Dataset items
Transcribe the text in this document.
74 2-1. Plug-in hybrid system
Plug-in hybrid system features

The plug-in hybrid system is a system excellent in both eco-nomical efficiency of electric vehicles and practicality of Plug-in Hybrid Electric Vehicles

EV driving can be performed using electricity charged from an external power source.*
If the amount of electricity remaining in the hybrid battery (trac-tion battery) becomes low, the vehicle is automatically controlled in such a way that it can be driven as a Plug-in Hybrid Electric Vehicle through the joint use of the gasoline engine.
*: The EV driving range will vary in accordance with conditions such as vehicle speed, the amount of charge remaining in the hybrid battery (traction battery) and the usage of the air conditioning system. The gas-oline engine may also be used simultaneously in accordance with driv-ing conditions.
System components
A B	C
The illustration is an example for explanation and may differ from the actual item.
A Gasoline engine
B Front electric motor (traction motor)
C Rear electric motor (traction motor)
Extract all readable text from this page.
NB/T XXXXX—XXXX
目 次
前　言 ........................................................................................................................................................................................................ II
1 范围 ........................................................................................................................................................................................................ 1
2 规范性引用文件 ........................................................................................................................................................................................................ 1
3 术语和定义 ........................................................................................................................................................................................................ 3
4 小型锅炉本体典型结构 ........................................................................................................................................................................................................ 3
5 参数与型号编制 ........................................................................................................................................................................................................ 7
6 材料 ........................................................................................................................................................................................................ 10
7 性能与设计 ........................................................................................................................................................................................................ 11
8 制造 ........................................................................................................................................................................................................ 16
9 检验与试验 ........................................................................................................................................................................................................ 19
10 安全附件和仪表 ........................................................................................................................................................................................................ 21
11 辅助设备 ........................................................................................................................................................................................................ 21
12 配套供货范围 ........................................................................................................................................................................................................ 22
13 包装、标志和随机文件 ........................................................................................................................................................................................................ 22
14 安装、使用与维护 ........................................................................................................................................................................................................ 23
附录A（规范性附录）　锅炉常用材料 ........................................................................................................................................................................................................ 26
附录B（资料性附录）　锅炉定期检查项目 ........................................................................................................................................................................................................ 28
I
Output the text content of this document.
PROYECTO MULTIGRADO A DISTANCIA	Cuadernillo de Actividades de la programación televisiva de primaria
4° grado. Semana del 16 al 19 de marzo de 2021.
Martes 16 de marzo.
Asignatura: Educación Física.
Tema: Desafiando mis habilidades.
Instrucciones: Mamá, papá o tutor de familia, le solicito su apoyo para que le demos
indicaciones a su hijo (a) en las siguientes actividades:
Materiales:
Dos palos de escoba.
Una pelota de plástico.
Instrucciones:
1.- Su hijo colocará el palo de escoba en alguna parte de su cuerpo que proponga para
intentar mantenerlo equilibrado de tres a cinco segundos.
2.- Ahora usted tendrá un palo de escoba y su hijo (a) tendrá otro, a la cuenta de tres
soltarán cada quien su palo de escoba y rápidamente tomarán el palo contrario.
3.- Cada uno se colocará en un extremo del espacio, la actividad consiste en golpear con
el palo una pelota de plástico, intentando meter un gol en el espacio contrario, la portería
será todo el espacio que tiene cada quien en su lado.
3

# WHAT YOU ARE ASKED TO DO
Write out all of the records once more, exactly.

# COMPLETE ANSWER
Transcribe the text in this document.
74 2-1. Plug-in hybrid system
Plug-in hybrid system features

The plug-in hybrid system is a system excellent in both eco-nomical efficiency of electric vehicles and practicality of Plug-in Hybrid Electric Vehicles

EV driving can be performed using electricity charged from an external power source.*
If the amount of electricity remaining in the hybrid battery (trac-tion battery) becomes low, the vehicle is automatically controlled in such a way that it can be driven as a Plug-in Hybrid Electric Vehicle through the joint use of the gasoline engine.
*: The EV driving range will vary in accordance with conditions such as vehicle speed, the amount of charge remaining in the hybrid battery (traction battery) and the usage of the air conditioning system. The gas-oline engine may also be used simultaneously in accordance with driv-ing conditions.
System components
A B	C
The illustration is an example for explanation and may differ from the actual item.
A Gasoline engine
B Front electric motor (traction motor)
C Rear electric motor (traction motor)
Extract all readable text from this page.
NB/T XXXXX—XXXX
目 次
前　言 ........................................................................................................................................................................................................ II
1 范围 ........................................................................................................................................................................................................ 1
2 规范性引用文件 ........................................................................................................................................................................................................ 1
3 术语和定义 ........................................................................................................................................................................................................ 3
4 小型锅炉本体典型结构 ........................................................................................................................................................................................................ 3
5 参数与型号编制 ........................................................................................................................................................................................................ 7
6 材料 ........................................................................................................................................................................................................ 10
7 性能与设计 ........................................................................................................................................................................................................ 11
8 制造 ........................................................................................................................................................................................................ 16
9 检验与试验 ........................................................................................................................................................................................................ 19
10 安全附件和仪表 ........................................................................................................................................................................................................ 21
11 辅助设备 ........................................................................................................................................................................................................ 21
12 配套供货范围 ........................................................................................................................................................................................................ 22
13 包装、标志和随机文件 ........................................................................................................................................................................................................ 22
14 安装、使用与维护 ........................................................................................................................................................................................................ 23
附录A（规范性附录）　锅炉常用材料 ........................................................................................................................................................................................................ 26
附录B（资料性附录）　锅炉定期检查项目 ........................................................................................................................................................................................................ 28
I
Output the text content of this document.
PROYECTO MULTIGRADO A DISTANCIA	Cuadernillo de Actividades de la programación televisiva de primaria
4° grado. Semana del 16 al 19 de marzo de 2021.
Martes 16 de marzo.
Asignatura: Educación Física.
Tema: Desafiando mis habilidades.
Instrucciones: Mamá, papá o tutor de familia, le solicito su apoyo para que le demos
indicaciones a su hijo (a) en las siguientes actividades:
Materiales:
Dos palos de escoba.
Una pelota de plástico.
Instrucciones:
1.- Su hijo colocará el palo de escoba en alguna parte de su cuerpo que proponga para
intentar mantenerlo equilibrado de tres a cinco segundos.
2.- Ahora usted tendrá un palo de escoba y su hijo (a) tendrá otro, a la cuenta de tres
soltarán cada quien su palo de escoba y rápidamente tomarán el palo contrario.
3.- Cada uno se colocará en un extremo del espacio, la actividad consiste en golpear con
el palo una pelota de plástico, intentando meter un gol en el espacio contrario, la portería
será todo el espacio que tiene cada quien en su lado.
3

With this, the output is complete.